[Data records]
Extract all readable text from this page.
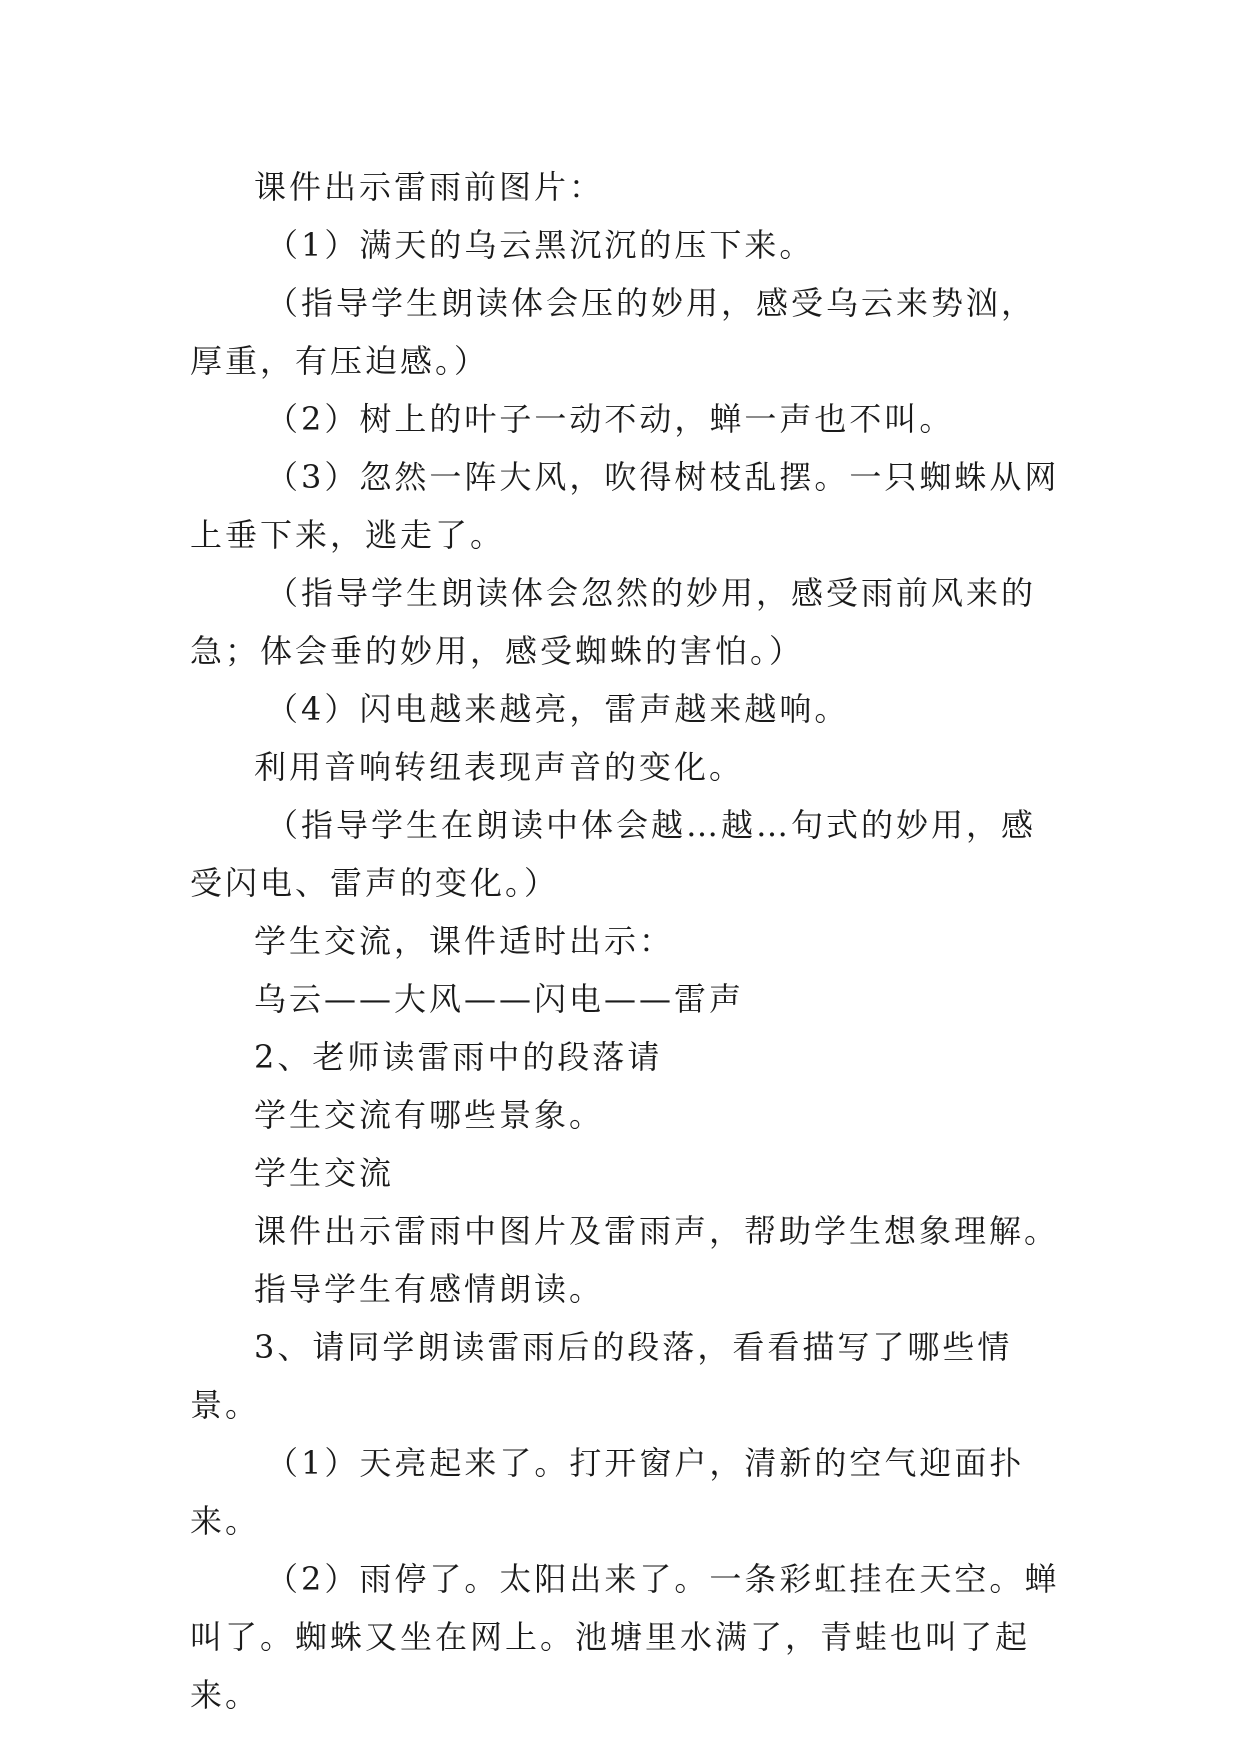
课件出示雷雨前图片：

（1）满天的乌云黑沉沉的压下来。

（指导学生朗读体会压的妙用，感受乌云来势汹，厚重，有压迫感。）

（2）树上的叶子一动不动，蝉一声也不叫。

（3）忽然一阵大风，吹得树枝乱摆。一只蜘蛛从网上垂下来，逃走了。

（指导学生朗读体会忽然的妙用，感受雨前风来的急；体会垂的妙用，感受蜘蛛的害怕。）

（4）闪电越来越亮，雷声越来越响。

利用音响转纽表现声音的变化。

（指导学生在朗读中体会越…越…句式的妙用，感受闪电、雷声的变化。）

学生交流，课件适时出示：

乌云——大风——闪电——雷声

2、老师读雷雨中的段落请

学生交流有哪些景象。

学生交流

课件出示雷雨中图片及雷雨声，帮助学生想象理解。

指导学生有感情朗读。

3、请同学朗读雷雨后的段落，看看描写了哪些情景。

（1）天亮起来了。打开窗户，清新的空气迎面扑来。

（2）雨停了。太阳出来了。一条彩虹挂在天空。蝉叫了。蜘蛛又坐在网上。池塘里水满了，青蛙也叫了起来。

*Task description*: Print each record exactly as it stands, leaving the images out.

*The response*:
Extract all readable text from this page.
课件出示雷雨前图片：

（1）满天的乌云黑沉沉的压下来。

（指导学生朗读体会压的妙用，感受乌云来势汹，厚重，有压迫感。）

（2）树上的叶子一动不动，蝉一声也不叫。

（3）忽然一阵大风，吹得树枝乱摆。一只蜘蛛从网上垂下来，逃走了。

（指导学生朗读体会忽然的妙用，感受雨前风来的急；体会垂的妙用，感受蜘蛛的害怕。）

（4）闪电越来越亮，雷声越来越响。

利用音响转纽表现声音的变化。

（指导学生在朗读中体会越…越…句式的妙用，感受闪电、雷声的变化。）

学生交流，课件适时出示：

乌云——大风——闪电——雷声

2、老师读雷雨中的段落请

学生交流有哪些景象。

学生交流

课件出示雷雨中图片及雷雨声，帮助学生想象理解。

指导学生有感情朗读。

3、请同学朗读雷雨后的段落，看看描写了哪些情景。

（1）天亮起来了。打开窗户，清新的空气迎面扑来。

（2）雨停了。太阳出来了。一条彩虹挂在天空。蝉叫了。蜘蛛又坐在网上。池塘里水满了，青蛙也叫了起来。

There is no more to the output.